JOB
Restate each of the lines below word for word and drop every picture.

- - - - - - -

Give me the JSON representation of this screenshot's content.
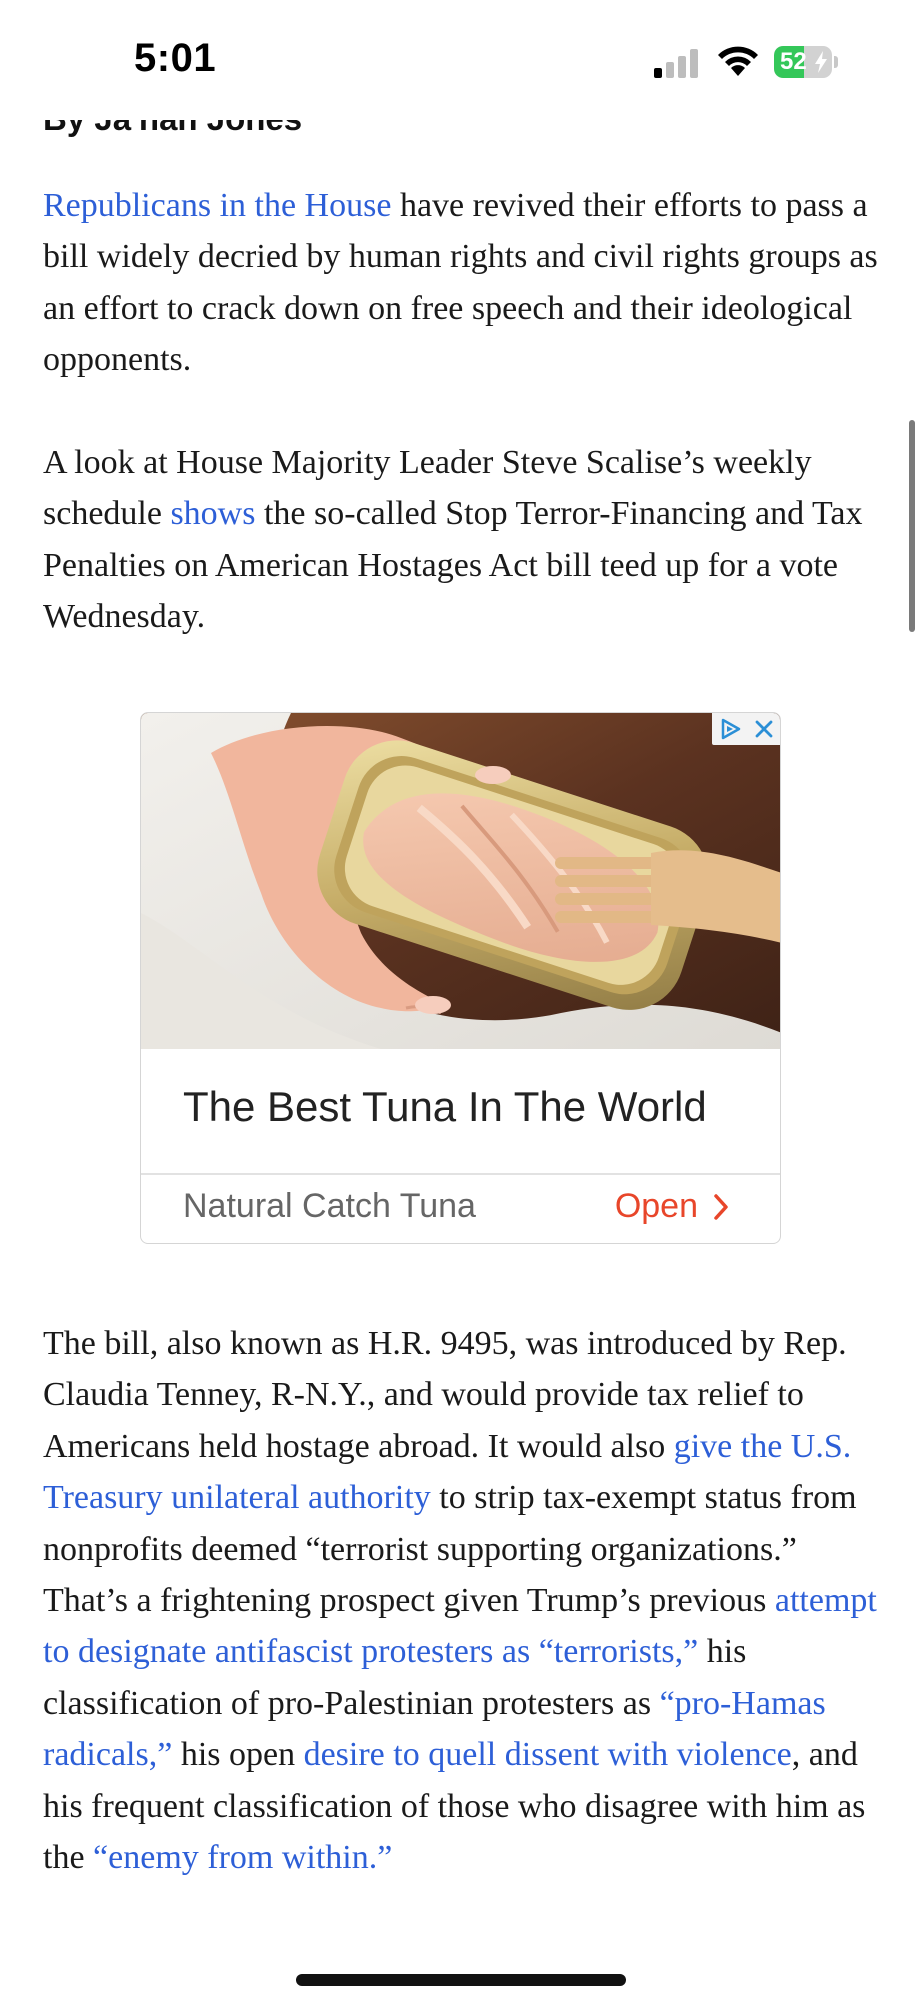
{
  "status_bar": {
    "time": "5:01",
    "battery_level": "52",
    "battery_fraction": 0.52,
    "signal_bars_active": 1,
    "signal_bars_total": 4,
    "icons": [
      "cellular-signal-icon",
      "wifi-icon",
      "battery-charging-icon"
    ]
  },
  "article": {
    "byline": "By Ja'han Jones",
    "paragraphs": [
      [
        {
          "text": "Republicans in the House",
          "link": true
        },
        {
          "text": " have revived their efforts to pass a bill widely decried by human rights and civil rights groups as an effort to crack down on free speech and their ideological opponents.",
          "link": false
        }
      ],
      [
        {
          "text": "A look at House Majority Leader Steve Scalise’s weekly schedule ",
          "link": false
        },
        {
          "text": "shows",
          "link": true
        },
        {
          "text": " the so-called Stop Terror-Financing and Tax Penalties on American Hostages Act bill teed up for a vote Wednesday.",
          "link": false
        }
      ],
      [
        {
          "text": "The bill, also known as H.R. 9495, was introduced by Rep. Claudia Tenney, R-N.Y., and would provide tax relief to Americans held hostage abroad. It would also ",
          "link": false
        },
        {
          "text": "give the U.S. Treasury unilateral authority",
          "link": true
        },
        {
          "text": " to strip tax-exempt status from nonprofits deemed “terrorist supporting organizations.” That’s a frightening prospect given Trump’s previous ",
          "link": false
        },
        {
          "text": "attempt to designate antifascist protesters as “terrorists,”",
          "link": true
        },
        {
          "text": " his classification of pro-Palestinian protesters as ",
          "link": false
        },
        {
          "text": "“pro-Hamas radicals,”",
          "link": true
        },
        {
          "text": " his open ",
          "link": false
        },
        {
          "text": "desire to quell dissent with violence",
          "link": true
        },
        {
          "text": ", and his frequent classification of those who disagree with him as the ",
          "link": false
        },
        {
          "text": "“enemy from within.”",
          "link": true
        }
      ]
    ]
  },
  "ad": {
    "headline": "The Best Tuna In The World",
    "advertiser": "Natural Catch Tuna",
    "cta_label": "Open",
    "image_icon": "tuna-can-photo",
    "choices_icons": [
      "adchoices-icon",
      "close-icon"
    ]
  },
  "colors": {
    "link": "#2d5fd7",
    "text": "#1a1a1a",
    "cta": "#e8462a",
    "battery": "#34c759"
  }
}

- - - - - - -

WORKED SOLUTION
Give me the JSON representation of this screenshot's content.
{
  "status_bar": {
    "time": "5:01",
    "battery_level": "52",
    "battery_fraction": 0.52,
    "signal_bars_active": 1,
    "signal_bars_total": 4,
    "icons": [
      "cellular-signal-icon",
      "wifi-icon",
      "battery-charging-icon"
    ]
  },
  "article": {
    "byline": "By Ja'han Jones",
    "paragraphs": [
      [
        {
          "text": "Republicans in the House",
          "link": true
        },
        {
          "text": " have revived their efforts to pass a bill widely decried by human rights and civil rights groups as an effort to crack down on free speech and their ideological opponents.",
          "link": false
        }
      ],
      [
        {
          "text": "A look at House Majority Leader Steve Scalise’s weekly schedule ",
          "link": false
        },
        {
          "text": "shows",
          "link": true
        },
        {
          "text": " the so-called Stop Terror-Financing and Tax Penalties on American Hostages Act bill teed up for a vote Wednesday.",
          "link": false
        }
      ],
      [
        {
          "text": "The bill, also known as H.R. 9495, was introduced by Rep. Claudia Tenney, R-N.Y., and would provide tax relief to Americans held hostage abroad. It would also ",
          "link": false
        },
        {
          "text": "give the U.S. Treasury unilateral authority",
          "link": true
        },
        {
          "text": " to strip tax-exempt status from nonprofits deemed “terrorist supporting organizations.” That’s a frightening prospect given Trump’s previous ",
          "link": false
        },
        {
          "text": "attempt to designate antifascist protesters as “terrorists,”",
          "link": true
        },
        {
          "text": " his classification of pro-Palestinian protesters as ",
          "link": false
        },
        {
          "text": "“pro-Hamas radicals,”",
          "link": true
        },
        {
          "text": " his open ",
          "link": false
        },
        {
          "text": "desire to quell dissent with violence",
          "link": true
        },
        {
          "text": ", and his frequent classification of those who disagree with him as the ",
          "link": false
        },
        {
          "text": "“enemy from within.”",
          "link": true
        }
      ]
    ]
  },
  "ad": {
    "headline": "The Best Tuna In The World",
    "advertiser": "Natural Catch Tuna",
    "cta_label": "Open",
    "image_icon": "tuna-can-photo",
    "choices_icons": [
      "adchoices-icon",
      "close-icon"
    ]
  },
  "colors": {
    "link": "#2d5fd7",
    "text": "#1a1a1a",
    "cta": "#e8462a",
    "battery": "#34c759"
  }
}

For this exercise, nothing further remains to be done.